START RAW RECORDS

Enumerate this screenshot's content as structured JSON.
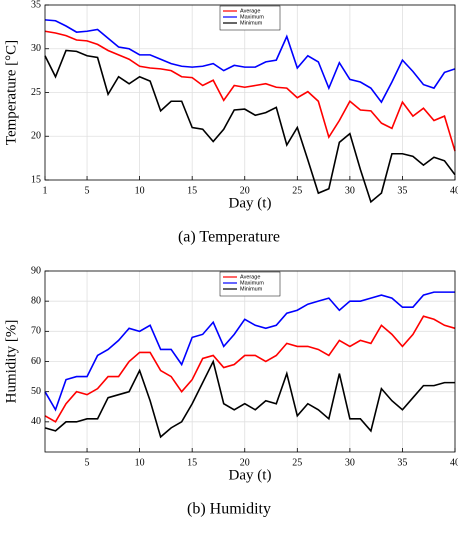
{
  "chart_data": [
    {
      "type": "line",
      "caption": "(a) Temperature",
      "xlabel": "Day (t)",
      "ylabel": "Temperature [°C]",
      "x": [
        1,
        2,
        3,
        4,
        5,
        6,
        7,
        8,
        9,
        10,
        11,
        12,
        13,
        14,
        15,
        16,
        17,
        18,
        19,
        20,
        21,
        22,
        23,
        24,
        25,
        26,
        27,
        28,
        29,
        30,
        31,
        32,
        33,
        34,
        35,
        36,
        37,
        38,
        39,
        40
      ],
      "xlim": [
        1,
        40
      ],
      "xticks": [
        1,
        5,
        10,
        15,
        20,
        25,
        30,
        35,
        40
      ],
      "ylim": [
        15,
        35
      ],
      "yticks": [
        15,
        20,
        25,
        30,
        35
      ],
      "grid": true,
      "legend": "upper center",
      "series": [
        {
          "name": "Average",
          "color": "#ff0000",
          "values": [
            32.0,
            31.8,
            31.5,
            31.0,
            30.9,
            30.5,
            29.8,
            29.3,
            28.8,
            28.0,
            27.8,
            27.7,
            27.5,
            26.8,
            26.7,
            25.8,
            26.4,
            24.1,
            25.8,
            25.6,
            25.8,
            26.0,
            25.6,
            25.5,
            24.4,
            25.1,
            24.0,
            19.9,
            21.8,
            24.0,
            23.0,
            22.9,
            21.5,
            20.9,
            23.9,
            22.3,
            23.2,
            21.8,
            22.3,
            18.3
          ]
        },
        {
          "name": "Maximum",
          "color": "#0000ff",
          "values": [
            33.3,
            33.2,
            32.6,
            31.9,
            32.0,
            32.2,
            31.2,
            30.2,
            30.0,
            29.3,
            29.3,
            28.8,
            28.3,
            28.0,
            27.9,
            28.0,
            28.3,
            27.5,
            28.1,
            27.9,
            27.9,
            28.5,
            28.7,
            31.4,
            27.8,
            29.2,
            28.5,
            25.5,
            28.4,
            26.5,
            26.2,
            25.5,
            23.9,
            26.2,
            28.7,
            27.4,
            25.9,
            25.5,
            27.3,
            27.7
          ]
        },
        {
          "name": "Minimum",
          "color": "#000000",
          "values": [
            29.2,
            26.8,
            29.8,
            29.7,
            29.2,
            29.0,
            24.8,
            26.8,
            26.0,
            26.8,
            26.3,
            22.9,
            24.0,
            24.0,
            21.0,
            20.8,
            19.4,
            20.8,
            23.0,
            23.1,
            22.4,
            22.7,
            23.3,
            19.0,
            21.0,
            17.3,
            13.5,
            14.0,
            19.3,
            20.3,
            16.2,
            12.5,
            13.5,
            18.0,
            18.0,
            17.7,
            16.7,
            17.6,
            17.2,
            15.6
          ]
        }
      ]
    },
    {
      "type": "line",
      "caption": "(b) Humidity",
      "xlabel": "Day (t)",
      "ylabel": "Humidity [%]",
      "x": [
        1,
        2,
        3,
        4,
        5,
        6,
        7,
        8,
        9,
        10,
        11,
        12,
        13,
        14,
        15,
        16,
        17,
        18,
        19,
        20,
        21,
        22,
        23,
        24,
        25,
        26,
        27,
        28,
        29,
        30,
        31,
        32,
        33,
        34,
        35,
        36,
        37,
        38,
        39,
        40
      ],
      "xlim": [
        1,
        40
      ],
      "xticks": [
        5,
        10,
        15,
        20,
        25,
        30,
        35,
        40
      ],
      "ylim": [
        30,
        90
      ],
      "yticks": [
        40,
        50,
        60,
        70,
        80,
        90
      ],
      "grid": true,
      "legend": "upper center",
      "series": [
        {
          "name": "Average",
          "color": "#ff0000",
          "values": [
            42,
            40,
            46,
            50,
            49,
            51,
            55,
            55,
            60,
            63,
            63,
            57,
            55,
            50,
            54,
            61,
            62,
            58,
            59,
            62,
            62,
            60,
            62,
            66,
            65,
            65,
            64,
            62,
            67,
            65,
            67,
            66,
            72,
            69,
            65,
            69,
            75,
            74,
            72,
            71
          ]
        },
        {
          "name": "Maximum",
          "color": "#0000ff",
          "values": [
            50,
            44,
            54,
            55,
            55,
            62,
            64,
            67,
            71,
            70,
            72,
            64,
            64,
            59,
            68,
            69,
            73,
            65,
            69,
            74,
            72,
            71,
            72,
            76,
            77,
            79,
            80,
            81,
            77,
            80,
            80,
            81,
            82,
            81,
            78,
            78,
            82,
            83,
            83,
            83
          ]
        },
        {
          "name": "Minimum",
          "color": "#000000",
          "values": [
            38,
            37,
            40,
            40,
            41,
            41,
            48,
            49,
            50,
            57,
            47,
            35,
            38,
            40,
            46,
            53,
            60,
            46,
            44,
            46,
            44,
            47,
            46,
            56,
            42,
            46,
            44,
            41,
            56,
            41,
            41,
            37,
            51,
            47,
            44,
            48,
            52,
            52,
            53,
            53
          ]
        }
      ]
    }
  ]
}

END RAW RECORDS

WORK TO DO - Write out the records above exactly as they stand, leaving out every picture.

FINAL ANSWER -
Enumerate this screenshot's content as structured JSON.
{
  "chart_data": [
    {
      "type": "line",
      "caption": "(a) Temperature",
      "xlabel": "Day (t)",
      "ylabel": "Temperature [°C]",
      "x": [
        1,
        2,
        3,
        4,
        5,
        6,
        7,
        8,
        9,
        10,
        11,
        12,
        13,
        14,
        15,
        16,
        17,
        18,
        19,
        20,
        21,
        22,
        23,
        24,
        25,
        26,
        27,
        28,
        29,
        30,
        31,
        32,
        33,
        34,
        35,
        36,
        37,
        38,
        39,
        40
      ],
      "xlim": [
        1,
        40
      ],
      "xticks": [
        1,
        5,
        10,
        15,
        20,
        25,
        30,
        35,
        40
      ],
      "ylim": [
        15,
        35
      ],
      "yticks": [
        15,
        20,
        25,
        30,
        35
      ],
      "grid": true,
      "legend": "upper center",
      "series": [
        {
          "name": "Average",
          "color": "#ff0000",
          "values": [
            32.0,
            31.8,
            31.5,
            31.0,
            30.9,
            30.5,
            29.8,
            29.3,
            28.8,
            28.0,
            27.8,
            27.7,
            27.5,
            26.8,
            26.7,
            25.8,
            26.4,
            24.1,
            25.8,
            25.6,
            25.8,
            26.0,
            25.6,
            25.5,
            24.4,
            25.1,
            24.0,
            19.9,
            21.8,
            24.0,
            23.0,
            22.9,
            21.5,
            20.9,
            23.9,
            22.3,
            23.2,
            21.8,
            22.3,
            18.3
          ]
        },
        {
          "name": "Maximum",
          "color": "#0000ff",
          "values": [
            33.3,
            33.2,
            32.6,
            31.9,
            32.0,
            32.2,
            31.2,
            30.2,
            30.0,
            29.3,
            29.3,
            28.8,
            28.3,
            28.0,
            27.9,
            28.0,
            28.3,
            27.5,
            28.1,
            27.9,
            27.9,
            28.5,
            28.7,
            31.4,
            27.8,
            29.2,
            28.5,
            25.5,
            28.4,
            26.5,
            26.2,
            25.5,
            23.9,
            26.2,
            28.7,
            27.4,
            25.9,
            25.5,
            27.3,
            27.7
          ]
        },
        {
          "name": "Minimum",
          "color": "#000000",
          "values": [
            29.2,
            26.8,
            29.8,
            29.7,
            29.2,
            29.0,
            24.8,
            26.8,
            26.0,
            26.8,
            26.3,
            22.9,
            24.0,
            24.0,
            21.0,
            20.8,
            19.4,
            20.8,
            23.0,
            23.1,
            22.4,
            22.7,
            23.3,
            19.0,
            21.0,
            17.3,
            13.5,
            14.0,
            19.3,
            20.3,
            16.2,
            12.5,
            13.5,
            18.0,
            18.0,
            17.7,
            16.7,
            17.6,
            17.2,
            15.6
          ]
        }
      ]
    },
    {
      "type": "line",
      "caption": "(b) Humidity",
      "xlabel": "Day (t)",
      "ylabel": "Humidity [%]",
      "x": [
        1,
        2,
        3,
        4,
        5,
        6,
        7,
        8,
        9,
        10,
        11,
        12,
        13,
        14,
        15,
        16,
        17,
        18,
        19,
        20,
        21,
        22,
        23,
        24,
        25,
        26,
        27,
        28,
        29,
        30,
        31,
        32,
        33,
        34,
        35,
        36,
        37,
        38,
        39,
        40
      ],
      "xlim": [
        1,
        40
      ],
      "xticks": [
        5,
        10,
        15,
        20,
        25,
        30,
        35,
        40
      ],
      "ylim": [
        30,
        90
      ],
      "yticks": [
        40,
        50,
        60,
        70,
        80,
        90
      ],
      "grid": true,
      "legend": "upper center",
      "series": [
        {
          "name": "Average",
          "color": "#ff0000",
          "values": [
            42,
            40,
            46,
            50,
            49,
            51,
            55,
            55,
            60,
            63,
            63,
            57,
            55,
            50,
            54,
            61,
            62,
            58,
            59,
            62,
            62,
            60,
            62,
            66,
            65,
            65,
            64,
            62,
            67,
            65,
            67,
            66,
            72,
            69,
            65,
            69,
            75,
            74,
            72,
            71
          ]
        },
        {
          "name": "Maximum",
          "color": "#0000ff",
          "values": [
            50,
            44,
            54,
            55,
            55,
            62,
            64,
            67,
            71,
            70,
            72,
            64,
            64,
            59,
            68,
            69,
            73,
            65,
            69,
            74,
            72,
            71,
            72,
            76,
            77,
            79,
            80,
            81,
            77,
            80,
            80,
            81,
            82,
            81,
            78,
            78,
            82,
            83,
            83,
            83
          ]
        },
        {
          "name": "Minimum",
          "color": "#000000",
          "values": [
            38,
            37,
            40,
            40,
            41,
            41,
            48,
            49,
            50,
            57,
            47,
            35,
            38,
            40,
            46,
            53,
            60,
            46,
            44,
            46,
            44,
            47,
            46,
            56,
            42,
            46,
            44,
            41,
            56,
            41,
            41,
            37,
            51,
            47,
            44,
            48,
            52,
            52,
            53,
            53
          ]
        }
      ]
    }
  ]
}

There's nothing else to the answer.